Exercise task
Do not carry the pictures over; copy every other part of the entries exactly.

* * * *

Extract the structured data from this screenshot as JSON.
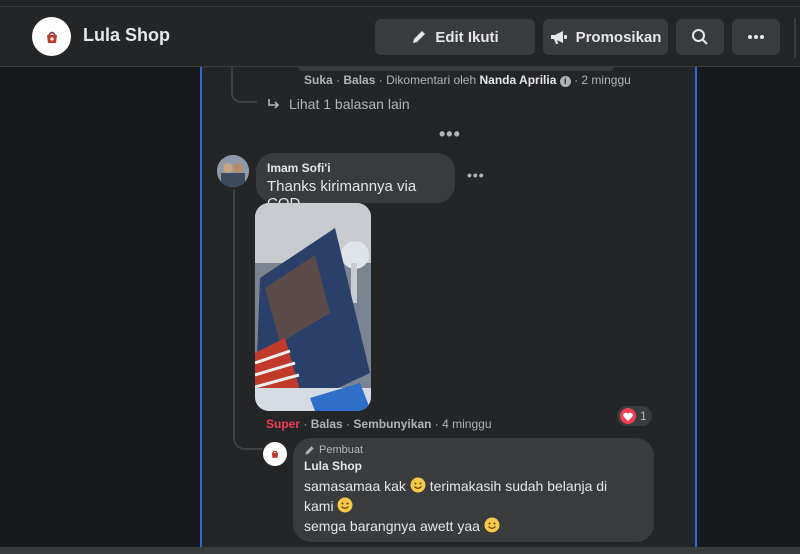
{
  "header": {
    "page_name": "Lula Shop",
    "edit_follow_label": "Edit Ikuti",
    "promote_label": "Promosikan"
  },
  "previous_comment": {
    "like_label": "Suka",
    "reply_label": "Balas",
    "commented_by_label": "Dikomentari oleh",
    "commenter": "Nanda Aprilia",
    "time": "2 minggu",
    "more_replies_label": "Lihat 1 balasan lain"
  },
  "comment": {
    "author": "Imam Sofi'i",
    "text": "Thanks kirimannya via COD",
    "reaction_label": "Super",
    "reply_label": "Balas",
    "hide_label": "Sembunyikan",
    "time": "4 minggu",
    "reaction_count": "1"
  },
  "reply": {
    "badge": "Pembuat",
    "author": "Lula Shop",
    "line1": "samasamaa kak",
    "line1b": "terimakasih sudah belanja di",
    "line2": "kami",
    "line3": "semga barangnya awett yaa"
  },
  "colors": {
    "background": "#18191a",
    "surface": "#242526",
    "bubble": "#3a3b3c",
    "accent_border": "#2d6cdf",
    "love_reaction": "#f33e58"
  },
  "icons": [
    "pencil-icon",
    "megaphone-icon",
    "search-icon",
    "more-icon",
    "reply-arrow-icon",
    "heart-icon",
    "smile-emoji-icon"
  ]
}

* * * *

Response to the task
Extract the structured data from this screenshot as JSON.
{
  "header": {
    "page_name": "Lula Shop",
    "edit_follow_label": "Edit Ikuti",
    "promote_label": "Promosikan"
  },
  "previous_comment": {
    "like_label": "Suka",
    "reply_label": "Balas",
    "commented_by_label": "Dikomentari oleh",
    "commenter": "Nanda Aprilia",
    "time": "2 minggu",
    "more_replies_label": "Lihat 1 balasan lain"
  },
  "comment": {
    "author": "Imam Sofi'i",
    "text": "Thanks kirimannya via COD",
    "reaction_label": "Super",
    "reply_label": "Balas",
    "hide_label": "Sembunyikan",
    "time": "4 minggu",
    "reaction_count": "1"
  },
  "reply": {
    "badge": "Pembuat",
    "author": "Lula Shop",
    "line1": "samasamaa kak",
    "line1b": "terimakasih sudah belanja di",
    "line2": "kami",
    "line3": "semga barangnya awett yaa"
  },
  "colors": {
    "background": "#18191a",
    "surface": "#242526",
    "bubble": "#3a3b3c",
    "accent_border": "#2d6cdf",
    "love_reaction": "#f33e58"
  },
  "icons": [
    "pencil-icon",
    "megaphone-icon",
    "search-icon",
    "more-icon",
    "reply-arrow-icon",
    "heart-icon",
    "smile-emoji-icon"
  ]
}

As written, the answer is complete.